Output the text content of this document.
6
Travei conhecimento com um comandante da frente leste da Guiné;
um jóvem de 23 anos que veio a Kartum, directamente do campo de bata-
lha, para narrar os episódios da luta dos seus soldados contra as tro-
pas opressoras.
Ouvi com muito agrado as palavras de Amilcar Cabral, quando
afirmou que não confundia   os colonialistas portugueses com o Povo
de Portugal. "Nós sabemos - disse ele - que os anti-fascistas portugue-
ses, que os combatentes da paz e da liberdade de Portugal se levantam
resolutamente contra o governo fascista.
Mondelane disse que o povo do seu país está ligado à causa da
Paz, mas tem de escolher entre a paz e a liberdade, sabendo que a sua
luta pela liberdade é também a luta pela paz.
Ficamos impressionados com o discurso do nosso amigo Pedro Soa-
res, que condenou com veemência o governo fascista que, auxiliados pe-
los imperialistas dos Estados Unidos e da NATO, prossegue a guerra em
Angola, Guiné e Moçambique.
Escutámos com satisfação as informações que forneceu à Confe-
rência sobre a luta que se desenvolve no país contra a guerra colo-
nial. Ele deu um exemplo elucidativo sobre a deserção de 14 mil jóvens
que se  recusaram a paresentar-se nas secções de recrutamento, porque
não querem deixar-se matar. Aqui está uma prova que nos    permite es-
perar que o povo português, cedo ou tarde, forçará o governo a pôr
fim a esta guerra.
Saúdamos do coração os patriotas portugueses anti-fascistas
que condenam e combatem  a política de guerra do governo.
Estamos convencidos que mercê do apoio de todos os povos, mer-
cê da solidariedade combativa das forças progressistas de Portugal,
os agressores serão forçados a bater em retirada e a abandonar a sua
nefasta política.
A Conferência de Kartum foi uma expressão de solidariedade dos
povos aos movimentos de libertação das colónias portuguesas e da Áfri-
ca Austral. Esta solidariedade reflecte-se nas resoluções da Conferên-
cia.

## Aim
Transcribe each entry exactly.

## Written response
Output the text content of this document.
6
Travei conhecimento com um comandante da frente leste da Guiné;
um jóvem de 23 anos que veio a Kartum, directamente do campo de bata-
lha, para narrar os episódios da luta dos seus soldados contra as tro-
pas opressoras.
Ouvi com muito agrado as palavras de Amilcar Cabral, quando
afirmou que não confundia   os colonialistas portugueses com o Povo
de Portugal. "Nós sabemos - disse ele - que os anti-fascistas portugue-
ses, que os combatentes da paz e da liberdade de Portugal se levantam
resolutamente contra o governo fascista.
Mondelane disse que o povo do seu país está ligado à causa da
Paz, mas tem de escolher entre a paz e a liberdade, sabendo que a sua
luta pela liberdade é também a luta pela paz.
Ficamos impressionados com o discurso do nosso amigo Pedro Soa-
res, que condenou com veemência o governo fascista que, auxiliados pe-
los imperialistas dos Estados Unidos e da NATO, prossegue a guerra em
Angola, Guiné e Moçambique.
Escutámos com satisfação as informações que forneceu à Confe-
rência sobre a luta que se desenvolve no país contra a guerra colo-
nial. Ele deu um exemplo elucidativo sobre a deserção de 14 mil jóvens
que se  recusaram a paresentar-se nas secções de recrutamento, porque
não querem deixar-se matar. Aqui está uma prova que nos    permite es-
perar que o povo português, cedo ou tarde, forçará o governo a pôr
fim a esta guerra.
Saúdamos do coração os patriotas portugueses anti-fascistas
que condenam e combatem  a política de guerra do governo.
Estamos convencidos que mercê do apoio de todos os povos, mer-
cê da solidariedade combativa das forças progressistas de Portugal,
os agressores serão forçados a bater em retirada e a abandonar a sua
nefasta política.
A Conferência de Kartum foi uma expressão de solidariedade dos
povos aos movimentos de libertação das colónias portuguesas e da Áfri-
ca Austral. Esta solidariedade reflecte-se nas resoluções da Conferên-
cia.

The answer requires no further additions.